*WRITTEN PROBLEM*. Reproduce every one of the rows below word for word, changing nothing.

# # # # #

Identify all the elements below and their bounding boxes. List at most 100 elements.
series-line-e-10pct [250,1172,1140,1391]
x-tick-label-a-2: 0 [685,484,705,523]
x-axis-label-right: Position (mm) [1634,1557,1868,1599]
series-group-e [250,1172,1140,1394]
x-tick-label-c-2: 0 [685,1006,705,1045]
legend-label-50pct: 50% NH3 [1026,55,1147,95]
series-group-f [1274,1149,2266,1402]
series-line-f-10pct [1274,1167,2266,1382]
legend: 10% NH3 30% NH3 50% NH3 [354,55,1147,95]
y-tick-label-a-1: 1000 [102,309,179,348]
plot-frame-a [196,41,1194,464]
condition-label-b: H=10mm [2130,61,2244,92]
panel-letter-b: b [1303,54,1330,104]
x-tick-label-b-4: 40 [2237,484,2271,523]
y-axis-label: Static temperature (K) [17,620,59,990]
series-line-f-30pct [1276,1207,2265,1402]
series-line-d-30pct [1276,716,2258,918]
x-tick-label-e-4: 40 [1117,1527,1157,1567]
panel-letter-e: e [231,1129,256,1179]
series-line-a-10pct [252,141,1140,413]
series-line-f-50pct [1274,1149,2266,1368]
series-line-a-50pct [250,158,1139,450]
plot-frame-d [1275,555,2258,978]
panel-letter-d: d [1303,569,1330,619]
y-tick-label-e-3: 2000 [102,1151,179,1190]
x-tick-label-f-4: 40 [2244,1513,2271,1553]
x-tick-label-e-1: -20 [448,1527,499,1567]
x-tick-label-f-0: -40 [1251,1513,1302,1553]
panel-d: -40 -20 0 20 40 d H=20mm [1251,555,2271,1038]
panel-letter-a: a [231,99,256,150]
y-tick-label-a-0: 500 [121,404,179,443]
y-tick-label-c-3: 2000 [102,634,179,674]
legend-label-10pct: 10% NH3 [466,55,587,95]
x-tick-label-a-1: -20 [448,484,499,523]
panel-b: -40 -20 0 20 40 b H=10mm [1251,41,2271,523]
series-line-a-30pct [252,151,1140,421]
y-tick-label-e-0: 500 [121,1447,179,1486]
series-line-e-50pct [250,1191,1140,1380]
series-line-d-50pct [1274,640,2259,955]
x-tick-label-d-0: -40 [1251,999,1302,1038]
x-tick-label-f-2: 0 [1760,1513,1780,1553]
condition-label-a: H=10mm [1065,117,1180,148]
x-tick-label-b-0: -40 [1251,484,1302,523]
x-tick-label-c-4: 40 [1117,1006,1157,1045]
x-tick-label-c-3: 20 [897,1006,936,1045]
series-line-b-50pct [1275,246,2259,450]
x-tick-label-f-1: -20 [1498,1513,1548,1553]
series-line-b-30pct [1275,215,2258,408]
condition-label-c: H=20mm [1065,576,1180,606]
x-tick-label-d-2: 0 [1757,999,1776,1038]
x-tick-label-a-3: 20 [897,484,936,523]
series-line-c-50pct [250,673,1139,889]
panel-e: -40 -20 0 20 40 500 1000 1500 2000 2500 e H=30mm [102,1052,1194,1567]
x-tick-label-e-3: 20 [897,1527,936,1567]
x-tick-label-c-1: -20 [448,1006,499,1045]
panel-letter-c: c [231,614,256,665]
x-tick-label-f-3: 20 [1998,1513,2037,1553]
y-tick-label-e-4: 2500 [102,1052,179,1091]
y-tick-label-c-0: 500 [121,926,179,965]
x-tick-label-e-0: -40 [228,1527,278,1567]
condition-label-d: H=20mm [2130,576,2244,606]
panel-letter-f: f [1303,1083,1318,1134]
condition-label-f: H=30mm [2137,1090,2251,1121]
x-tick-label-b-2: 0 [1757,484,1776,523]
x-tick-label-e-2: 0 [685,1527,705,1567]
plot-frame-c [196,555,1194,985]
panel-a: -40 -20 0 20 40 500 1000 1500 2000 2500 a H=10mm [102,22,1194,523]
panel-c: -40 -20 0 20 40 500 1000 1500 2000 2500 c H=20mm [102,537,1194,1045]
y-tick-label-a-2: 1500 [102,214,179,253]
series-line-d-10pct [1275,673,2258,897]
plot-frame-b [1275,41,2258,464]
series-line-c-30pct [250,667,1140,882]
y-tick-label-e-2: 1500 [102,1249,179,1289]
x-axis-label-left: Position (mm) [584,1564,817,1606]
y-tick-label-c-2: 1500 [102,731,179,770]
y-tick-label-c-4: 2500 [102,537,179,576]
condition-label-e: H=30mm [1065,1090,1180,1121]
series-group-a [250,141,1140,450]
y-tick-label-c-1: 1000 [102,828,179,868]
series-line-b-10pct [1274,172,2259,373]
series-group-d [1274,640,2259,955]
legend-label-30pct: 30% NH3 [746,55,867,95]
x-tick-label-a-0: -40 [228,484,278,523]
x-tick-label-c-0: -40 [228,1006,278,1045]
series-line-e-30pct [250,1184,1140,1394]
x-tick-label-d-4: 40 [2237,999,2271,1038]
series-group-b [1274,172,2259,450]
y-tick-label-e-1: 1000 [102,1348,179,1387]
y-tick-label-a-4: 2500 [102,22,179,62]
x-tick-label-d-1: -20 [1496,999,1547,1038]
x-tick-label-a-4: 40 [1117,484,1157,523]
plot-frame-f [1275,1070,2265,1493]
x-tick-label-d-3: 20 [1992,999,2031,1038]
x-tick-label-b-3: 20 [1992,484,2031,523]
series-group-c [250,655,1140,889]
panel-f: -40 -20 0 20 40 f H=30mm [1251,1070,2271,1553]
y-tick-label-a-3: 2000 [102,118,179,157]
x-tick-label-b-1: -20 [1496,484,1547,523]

# # # # #

*OUTPUT OF THE TASK*.
Identify all the elements below and their bounding boxes. List at most 100 elements.
series-line-e-10pct [250,1172,1140,1391]
x-tick-label-a-2: 0 [685,484,705,523]
x-axis-label-right: Position (mm) [1634,1557,1868,1599]
series-group-e [250,1172,1140,1394]
x-tick-label-c-2: 0 [685,1006,705,1045]
legend-label-50pct: 50% NH3 [1026,55,1147,95]
series-group-f [1274,1149,2266,1402]
series-line-f-10pct [1274,1167,2266,1382]
legend: 10% NH3 30% NH3 50% NH3 [354,55,1147,95]
y-tick-label-a-1: 1000 [102,309,179,348]
plot-frame-a [196,41,1194,464]
condition-label-b: H=10mm [2130,61,2244,92]
panel-letter-b: b [1303,54,1330,104]
x-tick-label-b-4: 40 [2237,484,2271,523]
y-axis-label: Static temperature (K) [17,620,59,990]
series-line-f-30pct [1276,1207,2265,1402]
series-line-d-30pct [1276,716,2258,918]
x-tick-label-e-4: 40 [1117,1527,1157,1567]
panel-letter-e: e [231,1129,256,1179]
series-line-a-10pct [252,141,1140,413]
series-line-f-50pct [1274,1149,2266,1368]
series-line-a-50pct [250,158,1139,450]
plot-frame-d [1275,555,2258,978]
panel-letter-d: d [1303,569,1330,619]
y-tick-label-e-3: 2000 [102,1151,179,1190]
x-tick-label-f-4: 40 [2244,1513,2271,1553]
x-tick-label-e-1: -20 [448,1527,499,1567]
x-tick-label-f-0: -40 [1251,1513,1302,1553]
panel-d: -40 -20 0 20 40 d H=20mm [1251,555,2271,1038]
panel-letter-a: a [231,99,256,150]
y-tick-label-a-0: 500 [121,404,179,443]
y-tick-label-c-3: 2000 [102,634,179,674]
legend-label-10pct: 10% NH3 [466,55,587,95]
x-tick-label-a-1: -20 [448,484,499,523]
panel-b: -40 -20 0 20 40 b H=10mm [1251,41,2271,523]
series-line-a-30pct [252,151,1140,421]
y-tick-label-e-0: 500 [121,1447,179,1486]
series-line-e-50pct [250,1191,1140,1380]
series-line-d-50pct [1274,640,2259,955]
x-tick-label-d-0: -40 [1251,999,1302,1038]
x-tick-label-f-2: 0 [1760,1513,1780,1553]
condition-label-a: H=10mm [1065,117,1180,148]
x-tick-label-b-0: -40 [1251,484,1302,523]
x-tick-label-c-4: 40 [1117,1006,1157,1045]
x-tick-label-c-3: 20 [897,1006,936,1045]
series-line-b-50pct [1275,246,2259,450]
x-tick-label-f-1: -20 [1498,1513,1548,1553]
series-line-b-30pct [1275,215,2258,408]
condition-label-c: H=20mm [1065,576,1180,606]
x-tick-label-d-2: 0 [1757,999,1776,1038]
x-tick-label-a-3: 20 [897,484,936,523]
series-line-c-50pct [250,673,1139,889]
panel-e: -40 -20 0 20 40 500 1000 1500 2000 2500 e H=30mm [102,1052,1194,1567]
x-tick-label-e-3: 20 [897,1527,936,1567]
x-tick-label-c-1: -20 [448,1006,499,1045]
panel-letter-c: c [231,614,256,665]
x-tick-label-f-3: 20 [1998,1513,2037,1553]
y-tick-label-e-4: 2500 [102,1052,179,1091]
y-tick-label-c-0: 500 [121,926,179,965]
x-tick-label-e-0: -40 [228,1527,278,1567]
condition-label-d: H=20mm [2130,576,2244,606]
panel-letter-f: f [1303,1083,1318,1134]
condition-label-f: H=30mm [2137,1090,2251,1121]
x-tick-label-b-2: 0 [1757,484,1776,523]
x-tick-label-e-2: 0 [685,1527,705,1567]
plot-frame-c [196,555,1194,985]
panel-a: -40 -20 0 20 40 500 1000 1500 2000 2500 a H=10mm [102,22,1194,523]
panel-c: -40 -20 0 20 40 500 1000 1500 2000 2500 c H=20mm [102,537,1194,1045]
y-tick-label-a-2: 1500 [102,214,179,253]
series-line-d-10pct [1275,673,2258,897]
plot-frame-b [1275,41,2258,464]
series-line-c-30pct [250,667,1140,882]
y-tick-label-e-2: 1500 [102,1249,179,1289]
x-axis-label-left: Position (mm) [584,1564,817,1606]
y-tick-label-c-2: 1500 [102,731,179,770]
y-tick-label-c-4: 2500 [102,537,179,576]
condition-label-e: H=30mm [1065,1090,1180,1121]
series-group-a [250,141,1140,450]
y-tick-label-c-1: 1000 [102,828,179,868]
series-line-b-10pct [1274,172,2259,373]
series-group-d [1274,640,2259,955]
legend-label-30pct: 30% NH3 [746,55,867,95]
x-tick-label-a-0: -40 [228,484,278,523]
x-tick-label-c-0: -40 [228,1006,278,1045]
series-line-e-30pct [250,1184,1140,1394]
x-tick-label-d-4: 40 [2237,999,2271,1038]
series-group-b [1274,172,2259,450]
y-tick-label-e-1: 1000 [102,1348,179,1387]
y-tick-label-a-4: 2500 [102,22,179,62]
x-tick-label-d-1: -20 [1496,999,1547,1038]
x-tick-label-a-4: 40 [1117,484,1157,523]
plot-frame-f [1275,1070,2265,1493]
x-tick-label-d-3: 20 [1992,999,2031,1038]
x-tick-label-b-3: 20 [1992,484,2031,523]
series-group-c [250,655,1140,889]
panel-f: -40 -20 0 20 40 f H=30mm [1251,1070,2271,1553]
y-tick-label-a-3: 2000 [102,118,179,157]
x-tick-label-b-1: -20 [1496,484,1547,523]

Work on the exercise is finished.